Write the material out again, line by line, exactly as it is.
[Start of Listed records]
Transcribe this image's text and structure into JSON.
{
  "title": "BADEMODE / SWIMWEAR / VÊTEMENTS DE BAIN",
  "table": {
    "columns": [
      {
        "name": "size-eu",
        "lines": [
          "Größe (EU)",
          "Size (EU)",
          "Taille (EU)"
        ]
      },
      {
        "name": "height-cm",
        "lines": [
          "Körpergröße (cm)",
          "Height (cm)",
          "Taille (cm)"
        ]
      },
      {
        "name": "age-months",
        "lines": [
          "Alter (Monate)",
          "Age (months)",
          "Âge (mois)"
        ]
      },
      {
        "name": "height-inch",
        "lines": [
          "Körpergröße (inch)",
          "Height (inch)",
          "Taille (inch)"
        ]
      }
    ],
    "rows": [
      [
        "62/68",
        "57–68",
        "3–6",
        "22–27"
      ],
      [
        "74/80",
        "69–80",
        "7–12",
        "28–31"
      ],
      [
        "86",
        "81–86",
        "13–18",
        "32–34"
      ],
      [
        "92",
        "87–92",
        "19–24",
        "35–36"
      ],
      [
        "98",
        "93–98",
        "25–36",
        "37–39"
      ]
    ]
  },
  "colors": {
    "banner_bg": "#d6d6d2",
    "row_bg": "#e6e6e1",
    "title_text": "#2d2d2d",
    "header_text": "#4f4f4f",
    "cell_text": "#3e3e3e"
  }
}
[End of Listed records]
** Written answer **
Transcribe this image's text and structure into JSON.
{
  "title": "BADEMODE / SWIMWEAR / VÊTEMENTS DE BAIN",
  "table": {
    "columns": [
      {
        "name": "size-eu",
        "lines": [
          "Größe (EU)",
          "Size (EU)",
          "Taille (EU)"
        ]
      },
      {
        "name": "height-cm",
        "lines": [
          "Körpergröße (cm)",
          "Height (cm)",
          "Taille (cm)"
        ]
      },
      {
        "name": "age-months",
        "lines": [
          "Alter (Monate)",
          "Age (months)",
          "Âge (mois)"
        ]
      },
      {
        "name": "height-inch",
        "lines": [
          "Körpergröße (inch)",
          "Height (inch)",
          "Taille (inch)"
        ]
      }
    ],
    "rows": [
      [
        "62/68",
        "57–68",
        "3–6",
        "22–27"
      ],
      [
        "74/80",
        "69–80",
        "7–12",
        "28–31"
      ],
      [
        "86",
        "81–86",
        "13–18",
        "32–34"
      ],
      [
        "92",
        "87–92",
        "19–24",
        "35–36"
      ],
      [
        "98",
        "93–98",
        "25–36",
        "37–39"
      ]
    ]
  },
  "colors": {
    "banner_bg": "#d6d6d2",
    "row_bg": "#e6e6e1",
    "title_text": "#2d2d2d",
    "header_text": "#4f4f4f",
    "cell_text": "#3e3e3e"
  }
}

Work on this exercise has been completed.